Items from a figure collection
▬▬▬▬▬▬▬▬▬▬

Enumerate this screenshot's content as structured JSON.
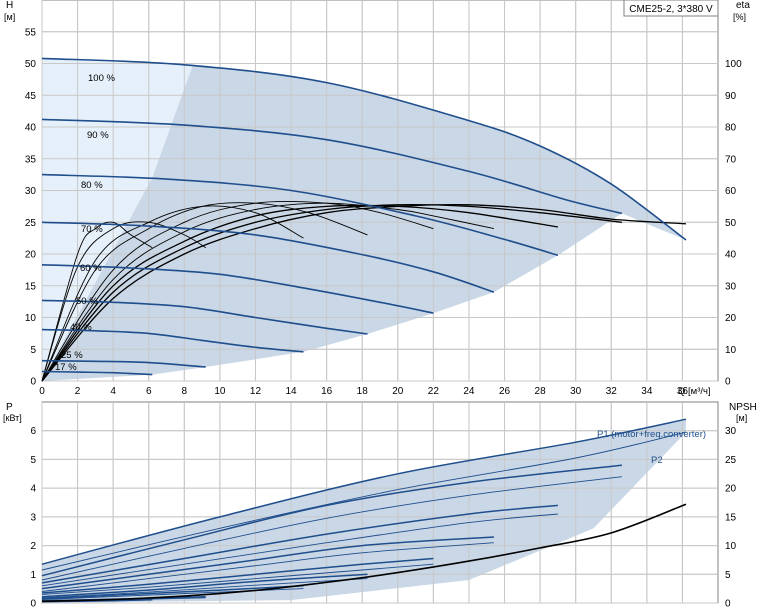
{
  "chart_data": [
    {
      "type": "line",
      "title": "CME25-2, 3*380 V",
      "xlabel": "Q [м³/ч]",
      "ylabel_left": "H [м]",
      "ylabel_right": "eta [%]",
      "xlim": [
        0,
        38
      ],
      "ylim_left": [
        0,
        60
      ],
      "ylim_right": [
        0,
        120
      ],
      "xticks": [
        0,
        2,
        4,
        6,
        8,
        10,
        12,
        14,
        16,
        18,
        20,
        22,
        24,
        26,
        28,
        30,
        32,
        34,
        36
      ],
      "yticks_left": [
        0,
        5,
        10,
        15,
        20,
        25,
        30,
        35,
        40,
        45,
        50,
        55
      ],
      "yticks_right": [
        0,
        10,
        20,
        30,
        40,
        50,
        60,
        70,
        80,
        90,
        100
      ],
      "grid": true,
      "colors": {
        "curve": "#1f4e8c",
        "band": "#c9d7e6",
        "band_light": "#e6f0fa",
        "eta": "#000000"
      },
      "head_curves": [
        {
          "label": "100 %",
          "x": [
            0,
            8,
            16,
            24,
            28,
            32,
            36.2
          ],
          "y": [
            50.8,
            49.8,
            47,
            41,
            37,
            31,
            22.2
          ]
        },
        {
          "label": "90 %",
          "x": [
            0,
            8,
            16,
            24,
            29.5,
            32.6
          ],
          "y": [
            41.2,
            40.3,
            38,
            33,
            28.5,
            26.4
          ]
        },
        {
          "label": "80 %",
          "x": [
            0,
            7,
            14,
            21,
            26,
            29
          ],
          "y": [
            32.5,
            31.8,
            30,
            26,
            22.3,
            19.8
          ]
        },
        {
          "label": "70 %",
          "x": [
            0,
            6,
            12,
            18,
            22,
            25.4
          ],
          "y": [
            25,
            24.4,
            23,
            19.9,
            17.2,
            14
          ]
        },
        {
          "label": "60 %",
          "x": [
            0,
            5,
            10,
            15,
            19,
            22
          ],
          "y": [
            18.3,
            17.8,
            16.8,
            14.5,
            12.4,
            10.7
          ]
        },
        {
          "label": "50 %",
          "x": [
            0,
            4,
            8,
            12,
            16,
            18.3
          ],
          "y": [
            12.7,
            12.4,
            11.7,
            10,
            8.3,
            7.4
          ]
        },
        {
          "label": "40 %",
          "x": [
            0,
            3,
            6,
            9,
            12,
            14.7
          ],
          "y": [
            8.1,
            7.9,
            7.5,
            6.4,
            5.3,
            4.6
          ]
        },
        {
          "label": "25 %",
          "x": [
            0,
            3,
            6,
            9.2
          ],
          "y": [
            3.2,
            3.1,
            2.9,
            2.2
          ]
        },
        {
          "label": "17 %",
          "x": [
            0,
            2,
            4,
            6.2
          ],
          "y": [
            1.5,
            1.4,
            1.3,
            1.0
          ]
        }
      ],
      "eta_curves": [
        {
          "name": "100 %",
          "x": [
            0,
            4,
            8,
            12,
            16,
            20,
            24,
            28,
            32,
            36.2
          ],
          "y": [
            0,
            26,
            40,
            48,
            53,
            55,
            55.5,
            54,
            51,
            49.5
          ]
        },
        {
          "name": "90 %",
          "x": [
            0,
            4,
            8,
            12,
            16,
            20,
            24,
            28,
            32.6
          ],
          "y": [
            0,
            28,
            42,
            50,
            54,
            55.5,
            55,
            53,
            50
          ]
        },
        {
          "name": "80 %",
          "x": [
            0,
            4,
            8,
            12,
            16,
            20,
            24,
            29
          ],
          "y": [
            0,
            30,
            44,
            52,
            55,
            55,
            53,
            48.5
          ]
        },
        {
          "name": "70 %",
          "x": [
            0,
            4,
            8,
            12,
            16,
            20,
            22,
            25.4
          ],
          "y": [
            0,
            32,
            47,
            54,
            56,
            54,
            52,
            48
          ]
        },
        {
          "name": "60 %",
          "x": [
            0,
            4,
            8,
            12,
            16,
            19,
            22
          ],
          "y": [
            0,
            35,
            50,
            56,
            56,
            53,
            48
          ]
        },
        {
          "name": "50 %",
          "x": [
            0,
            3,
            6,
            9,
            12,
            15,
            18.3
          ],
          "y": [
            0,
            35,
            48,
            55,
            56,
            53,
            46
          ]
        },
        {
          "name": "40 %",
          "x": [
            0,
            3,
            6,
            9,
            12,
            14.7
          ],
          "y": [
            0,
            38,
            50,
            55,
            53,
            45
          ]
        },
        {
          "name": "25 %",
          "x": [
            0,
            2,
            4,
            6,
            8,
            9.2
          ],
          "y": [
            0,
            36,
            48,
            50,
            46,
            42
          ]
        },
        {
          "name": "17 %",
          "x": [
            0,
            2,
            3,
            4,
            5,
            6.2
          ],
          "y": [
            0,
            40,
            48,
            50,
            46,
            42
          ]
        }
      ],
      "curve_labels": [
        "100 %",
        "90 %",
        "80 %",
        "70 %",
        "60 %",
        "50 %",
        "40 %",
        "25 %",
        "17 %"
      ]
    },
    {
      "type": "line",
      "title": "",
      "xlabel": "",
      "ylabel_left": "P [кВт]",
      "ylabel_right": "NPSH [м]",
      "xlim": [
        0,
        38
      ],
      "ylim_left": [
        0,
        7
      ],
      "ylim_right": [
        0,
        35
      ],
      "yticks_left": [
        0,
        1,
        2,
        3,
        4,
        5,
        6
      ],
      "yticks_right": [
        0,
        5,
        10,
        15,
        20,
        25,
        30
      ],
      "grid": true,
      "series_labels": [
        "P1 (motor+freq.converter)",
        "P2"
      ],
      "p1_curves": [
        {
          "x": [
            0,
            10,
            20,
            30,
            36.2
          ],
          "y": [
            1.35,
            3.0,
            4.5,
            5.6,
            6.4
          ]
        },
        {
          "x": [
            0,
            8,
            16,
            24,
            32.6
          ],
          "y": [
            0.95,
            2.2,
            3.4,
            4.2,
            4.8
          ]
        },
        {
          "x": [
            0,
            8,
            16,
            24,
            29
          ],
          "y": [
            0.7,
            1.55,
            2.4,
            3.1,
            3.4
          ]
        },
        {
          "x": [
            0,
            6,
            12,
            18,
            25.4
          ],
          "y": [
            0.5,
            1.0,
            1.5,
            2.0,
            2.3
          ]
        },
        {
          "x": [
            0,
            6,
            12,
            18,
            22
          ],
          "y": [
            0.35,
            0.65,
            1.0,
            1.35,
            1.55
          ]
        },
        {
          "x": [
            0,
            6,
            12,
            18.3
          ],
          "y": [
            0.22,
            0.45,
            0.75,
            1.0
          ]
        },
        {
          "x": [
            0,
            5,
            10,
            14.7
          ],
          "y": [
            0.15,
            0.3,
            0.45,
            0.6
          ]
        },
        {
          "x": [
            0,
            5,
            9.2
          ],
          "y": [
            0.08,
            0.15,
            0.22
          ]
        },
        {
          "x": [
            0,
            3,
            6.2
          ],
          "y": [
            0.05,
            0.08,
            0.12
          ]
        }
      ],
      "p2_curves": [
        {
          "x": [
            0,
            10,
            20,
            30,
            36.2
          ],
          "y": [
            1.15,
            2.6,
            3.95,
            5.05,
            5.95
          ]
        },
        {
          "x": [
            0,
            8,
            16,
            24,
            32.6
          ],
          "y": [
            0.8,
            1.9,
            2.95,
            3.75,
            4.4
          ]
        },
        {
          "x": [
            0,
            8,
            16,
            24,
            29
          ],
          "y": [
            0.6,
            1.35,
            2.1,
            2.8,
            3.1
          ]
        },
        {
          "x": [
            0,
            6,
            12,
            18,
            25.4
          ],
          "y": [
            0.4,
            0.85,
            1.3,
            1.75,
            2.1
          ]
        },
        {
          "x": [
            0,
            6,
            12,
            18,
            22
          ],
          "y": [
            0.3,
            0.55,
            0.85,
            1.15,
            1.35
          ]
        },
        {
          "x": [
            0,
            6,
            12,
            18.3
          ],
          "y": [
            0.18,
            0.38,
            0.62,
            0.85
          ]
        },
        {
          "x": [
            0,
            5,
            10,
            14.7
          ],
          "y": [
            0.12,
            0.25,
            0.38,
            0.5
          ]
        },
        {
          "x": [
            0,
            5,
            9.2
          ],
          "y": [
            0.06,
            0.12,
            0.18
          ]
        },
        {
          "x": [
            0,
            3,
            6.2
          ],
          "y": [
            0.04,
            0.06,
            0.1
          ]
        }
      ],
      "npsh_curve": {
        "x": [
          0,
          4,
          8,
          12,
          16,
          20,
          24,
          28,
          32,
          36.2
        ],
        "y": [
          0.3,
          0.6,
          1.2,
          2.2,
          3.6,
          5.3,
          7.3,
          9.6,
          12.2,
          17.2
        ]
      }
    }
  ]
}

▬▬▬▬▬▬▬▬▬▬

■ The exercise
Report how many lines of the entries hold the string "name". Provide the number alone.

■ Finished task
9